**WHAT YOU NEED TO DO:** Leave every picture out and write out the records below exactly.

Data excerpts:
════
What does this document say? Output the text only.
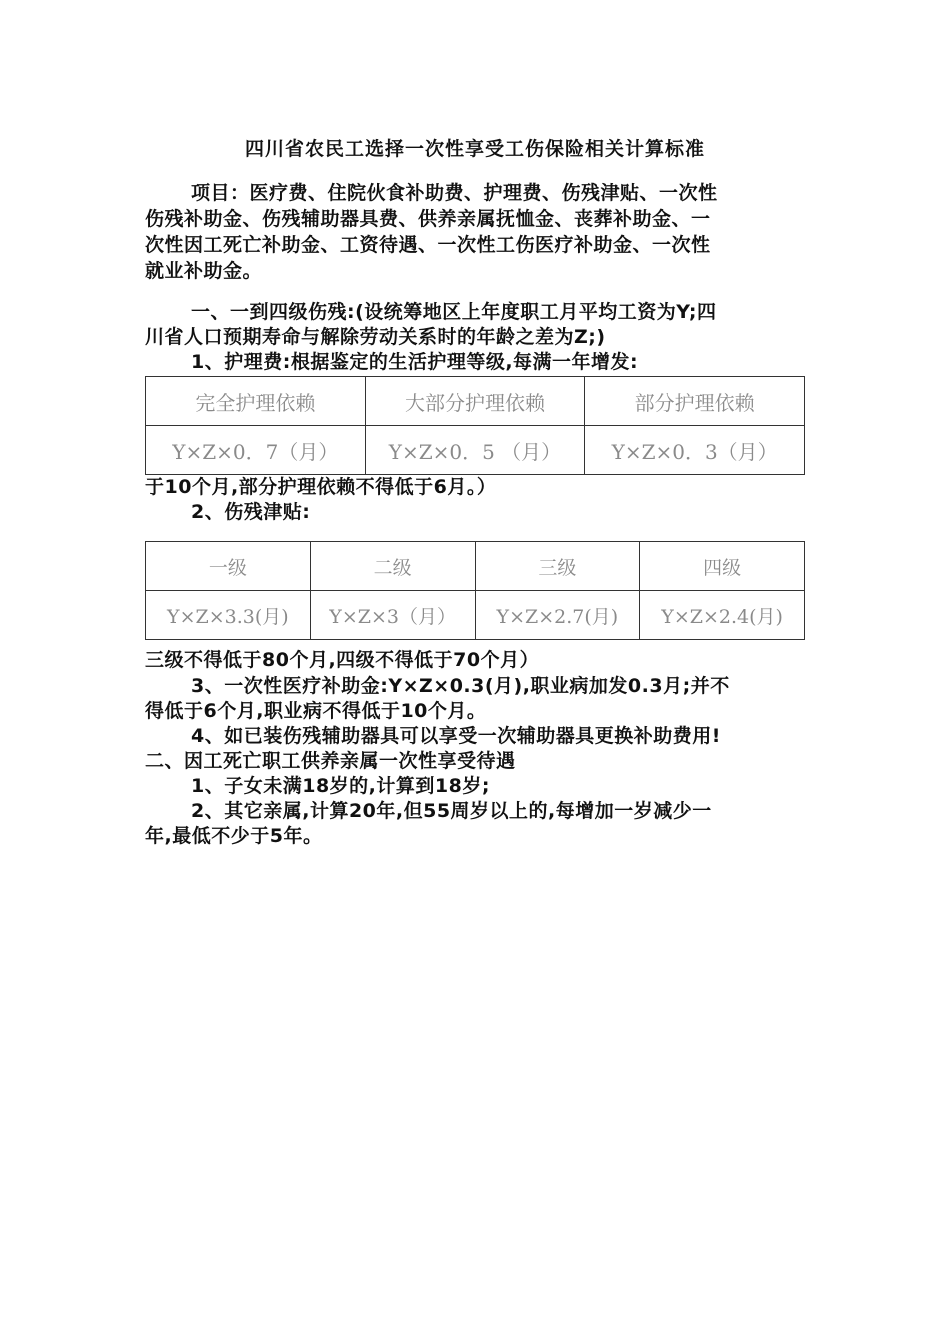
四川省农民工选择一次性享受工伤保险相关计算标准
项目：医疗费、住院伙食补助费、护理费、伤残津贴、一次性
伤残补助金、伤残辅助器具费、供养亲属抚恤金、丧葬补助金、一
次性因工死亡补助金、工资待遇、一次性工伤医疗补助金、一次性
就业补助金。
一、一到四级伤残:(设统筹地区上年度职工月平均工资为Y;四
川省人口预期寿命与解除劳动关系时的年龄之差为Z;)
1、护理费:根据鉴定的生活护理等级,每满一年增发:
完全护理依赖	大部分护理依赖	部分护理依赖
Y×Z×0．7（月）	Y×Z×0．5 （月）	Y×Z×0．3（月）
于10个月,部分护理依赖不得低于6月。）
2、伤残津贴:
一级	二级	三级	四级
Y×Z×3.3(月)	Y×Z×3（月）	Y×Z×2.7(月)	Y×Z×2.4(月)
三级不得低于80个月,四级不得低于70个月）
3、一次性医疗补助金:Y×Z×0.3(月),职业病加发0.3月;并不
得低于6个月,职业病不得低于10个月。
4、如已装伤残辅助器具可以享受一次辅助器具更换补助费用!
二、因工死亡职工供养亲属一次性享受待遇
1、子女未满18岁的,计算到18岁;
2、其它亲属,计算20年,但55周岁以上的,每增加一岁减少一
年,最低不少于5年。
════
**SOLUTION:**
What does this document say? Output the text only.
四川省农民工选择一次性享受工伤保险相关计算标准
项目：医疗费、住院伙食补助费、护理费、伤残津贴、一次性
伤残补助金、伤残辅助器具费、供养亲属抚恤金、丧葬补助金、一
次性因工死亡补助金、工资待遇、一次性工伤医疗补助金、一次性
就业补助金。
一、一到四级伤残:(设统筹地区上年度职工月平均工资为Y;四
川省人口预期寿命与解除劳动关系时的年龄之差为Z;)
1、护理费:根据鉴定的生活护理等级,每满一年增发:
完全护理依赖	大部分护理依赖	部分护理依赖
Y×Z×0．7（月）	Y×Z×0．5 （月）	Y×Z×0．3（月）
于10个月,部分护理依赖不得低于6月。）
2、伤残津贴:
一级	二级	三级	四级
Y×Z×3.3(月)	Y×Z×3（月）	Y×Z×2.7(月)	Y×Z×2.4(月)
三级不得低于80个月,四级不得低于70个月）
3、一次性医疗补助金:Y×Z×0.3(月),职业病加发0.3月;并不
得低于6个月,职业病不得低于10个月。
4、如已装伤残辅助器具可以享受一次辅助器具更换补助费用!
二、因工死亡职工供养亲属一次性享受待遇
1、子女未满18岁的,计算到18岁;
2、其它亲属,计算20年,但55周岁以上的,每增加一岁减少一
年,最低不少于5年。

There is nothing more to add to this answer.